Each entry needs to be restated exactly as written.

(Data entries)

━━━━━━━━━━━━━━━━━━━━━━━━━━━━━━

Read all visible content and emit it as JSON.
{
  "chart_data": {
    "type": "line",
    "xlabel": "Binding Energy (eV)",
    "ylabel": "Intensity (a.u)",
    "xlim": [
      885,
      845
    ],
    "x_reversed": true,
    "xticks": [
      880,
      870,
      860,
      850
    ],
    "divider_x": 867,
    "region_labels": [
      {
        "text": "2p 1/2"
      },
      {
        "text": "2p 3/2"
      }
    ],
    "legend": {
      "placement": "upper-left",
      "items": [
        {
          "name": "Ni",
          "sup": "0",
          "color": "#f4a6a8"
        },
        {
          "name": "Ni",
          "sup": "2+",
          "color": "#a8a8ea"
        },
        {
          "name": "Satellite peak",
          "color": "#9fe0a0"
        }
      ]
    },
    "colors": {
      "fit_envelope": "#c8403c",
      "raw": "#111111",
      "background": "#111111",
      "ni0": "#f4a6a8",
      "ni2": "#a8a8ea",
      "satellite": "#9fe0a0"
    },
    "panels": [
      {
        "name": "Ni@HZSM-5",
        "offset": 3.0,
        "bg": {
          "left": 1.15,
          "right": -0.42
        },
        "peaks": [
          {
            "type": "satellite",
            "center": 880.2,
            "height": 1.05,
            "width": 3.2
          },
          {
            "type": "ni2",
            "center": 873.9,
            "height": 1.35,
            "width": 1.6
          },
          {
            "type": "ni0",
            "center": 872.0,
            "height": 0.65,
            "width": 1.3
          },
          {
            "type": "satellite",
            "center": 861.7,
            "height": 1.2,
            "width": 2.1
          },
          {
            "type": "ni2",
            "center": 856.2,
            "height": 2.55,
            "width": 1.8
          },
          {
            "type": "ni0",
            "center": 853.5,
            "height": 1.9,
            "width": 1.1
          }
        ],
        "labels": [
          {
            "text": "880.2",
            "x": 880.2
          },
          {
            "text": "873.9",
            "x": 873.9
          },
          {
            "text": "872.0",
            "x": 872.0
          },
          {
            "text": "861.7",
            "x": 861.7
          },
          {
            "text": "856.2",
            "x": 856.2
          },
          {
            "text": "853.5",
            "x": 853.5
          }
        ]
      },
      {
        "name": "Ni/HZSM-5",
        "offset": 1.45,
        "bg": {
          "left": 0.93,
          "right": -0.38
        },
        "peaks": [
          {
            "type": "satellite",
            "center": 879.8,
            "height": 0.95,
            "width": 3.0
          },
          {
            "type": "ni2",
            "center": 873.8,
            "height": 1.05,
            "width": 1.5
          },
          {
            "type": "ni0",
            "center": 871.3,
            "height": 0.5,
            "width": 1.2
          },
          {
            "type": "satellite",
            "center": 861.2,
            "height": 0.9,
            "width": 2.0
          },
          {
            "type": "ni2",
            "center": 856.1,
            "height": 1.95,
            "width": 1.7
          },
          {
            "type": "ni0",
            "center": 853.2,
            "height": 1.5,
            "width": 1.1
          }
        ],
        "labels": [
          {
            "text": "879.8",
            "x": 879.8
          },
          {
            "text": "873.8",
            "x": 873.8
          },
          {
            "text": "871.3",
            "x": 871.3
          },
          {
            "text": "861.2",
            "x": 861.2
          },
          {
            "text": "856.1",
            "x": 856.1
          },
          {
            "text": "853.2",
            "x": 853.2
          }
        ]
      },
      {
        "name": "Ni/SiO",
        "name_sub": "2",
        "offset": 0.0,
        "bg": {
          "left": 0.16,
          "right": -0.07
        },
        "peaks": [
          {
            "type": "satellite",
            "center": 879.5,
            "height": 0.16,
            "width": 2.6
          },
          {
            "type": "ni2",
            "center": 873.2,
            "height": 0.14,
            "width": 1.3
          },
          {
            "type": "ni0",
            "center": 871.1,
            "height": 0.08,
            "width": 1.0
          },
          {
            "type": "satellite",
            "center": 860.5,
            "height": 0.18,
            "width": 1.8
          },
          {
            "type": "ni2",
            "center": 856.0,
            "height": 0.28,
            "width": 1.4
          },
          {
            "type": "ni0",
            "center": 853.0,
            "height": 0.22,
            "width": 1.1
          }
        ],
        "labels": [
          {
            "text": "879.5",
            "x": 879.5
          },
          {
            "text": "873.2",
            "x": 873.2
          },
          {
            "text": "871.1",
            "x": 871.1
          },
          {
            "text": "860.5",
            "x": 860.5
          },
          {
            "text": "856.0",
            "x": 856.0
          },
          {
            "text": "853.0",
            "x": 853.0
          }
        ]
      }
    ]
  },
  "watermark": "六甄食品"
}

━━━━━━━━━━━━━━━━━━━━━━━━━━━━━━

ANSWER FOR THIS EXERCISE
Read all visible content and emit it as JSON.
{
  "chart_data": {
    "type": "line",
    "xlabel": "Binding Energy (eV)",
    "ylabel": "Intensity (a.u)",
    "xlim": [
      885,
      845
    ],
    "x_reversed": true,
    "xticks": [
      880,
      870,
      860,
      850
    ],
    "divider_x": 867,
    "region_labels": [
      {
        "text": "2p 1/2"
      },
      {
        "text": "2p 3/2"
      }
    ],
    "legend": {
      "placement": "upper-left",
      "items": [
        {
          "name": "Ni",
          "sup": "0",
          "color": "#f4a6a8"
        },
        {
          "name": "Ni",
          "sup": "2+",
          "color": "#a8a8ea"
        },
        {
          "name": "Satellite peak",
          "color": "#9fe0a0"
        }
      ]
    },
    "colors": {
      "fit_envelope": "#c8403c",
      "raw": "#111111",
      "background": "#111111",
      "ni0": "#f4a6a8",
      "ni2": "#a8a8ea",
      "satellite": "#9fe0a0"
    },
    "panels": [
      {
        "name": "Ni@HZSM-5",
        "offset": 3.0,
        "bg": {
          "left": 1.15,
          "right": -0.42
        },
        "peaks": [
          {
            "type": "satellite",
            "center": 880.2,
            "height": 1.05,
            "width": 3.2
          },
          {
            "type": "ni2",
            "center": 873.9,
            "height": 1.35,
            "width": 1.6
          },
          {
            "type": "ni0",
            "center": 872.0,
            "height": 0.65,
            "width": 1.3
          },
          {
            "type": "satellite",
            "center": 861.7,
            "height": 1.2,
            "width": 2.1
          },
          {
            "type": "ni2",
            "center": 856.2,
            "height": 2.55,
            "width": 1.8
          },
          {
            "type": "ni0",
            "center": 853.5,
            "height": 1.9,
            "width": 1.1
          }
        ],
        "labels": [
          {
            "text": "880.2",
            "x": 880.2
          },
          {
            "text": "873.9",
            "x": 873.9
          },
          {
            "text": "872.0",
            "x": 872.0
          },
          {
            "text": "861.7",
            "x": 861.7
          },
          {
            "text": "856.2",
            "x": 856.2
          },
          {
            "text": "853.5",
            "x": 853.5
          }
        ]
      },
      {
        "name": "Ni/HZSM-5",
        "offset": 1.45,
        "bg": {
          "left": 0.93,
          "right": -0.38
        },
        "peaks": [
          {
            "type": "satellite",
            "center": 879.8,
            "height": 0.95,
            "width": 3.0
          },
          {
            "type": "ni2",
            "center": 873.8,
            "height": 1.05,
            "width": 1.5
          },
          {
            "type": "ni0",
            "center": 871.3,
            "height": 0.5,
            "width": 1.2
          },
          {
            "type": "satellite",
            "center": 861.2,
            "height": 0.9,
            "width": 2.0
          },
          {
            "type": "ni2",
            "center": 856.1,
            "height": 1.95,
            "width": 1.7
          },
          {
            "type": "ni0",
            "center": 853.2,
            "height": 1.5,
            "width": 1.1
          }
        ],
        "labels": [
          {
            "text": "879.8",
            "x": 879.8
          },
          {
            "text": "873.8",
            "x": 873.8
          },
          {
            "text": "871.3",
            "x": 871.3
          },
          {
            "text": "861.2",
            "x": 861.2
          },
          {
            "text": "856.1",
            "x": 856.1
          },
          {
            "text": "853.2",
            "x": 853.2
          }
        ]
      },
      {
        "name": "Ni/SiO",
        "name_sub": "2",
        "offset": 0.0,
        "bg": {
          "left": 0.16,
          "right": -0.07
        },
        "peaks": [
          {
            "type": "satellite",
            "center": 879.5,
            "height": 0.16,
            "width": 2.6
          },
          {
            "type": "ni2",
            "center": 873.2,
            "height": 0.14,
            "width": 1.3
          },
          {
            "type": "ni0",
            "center": 871.1,
            "height": 0.08,
            "width": 1.0
          },
          {
            "type": "satellite",
            "center": 860.5,
            "height": 0.18,
            "width": 1.8
          },
          {
            "type": "ni2",
            "center": 856.0,
            "height": 0.28,
            "width": 1.4
          },
          {
            "type": "ni0",
            "center": 853.0,
            "height": 0.22,
            "width": 1.1
          }
        ],
        "labels": [
          {
            "text": "879.5",
            "x": 879.5
          },
          {
            "text": "873.2",
            "x": 873.2
          },
          {
            "text": "871.1",
            "x": 871.1
          },
          {
            "text": "860.5",
            "x": 860.5
          },
          {
            "text": "856.0",
            "x": 856.0
          },
          {
            "text": "853.0",
            "x": 853.0
          }
        ]
      }
    ]
  },
  "watermark": "六甄食品"
}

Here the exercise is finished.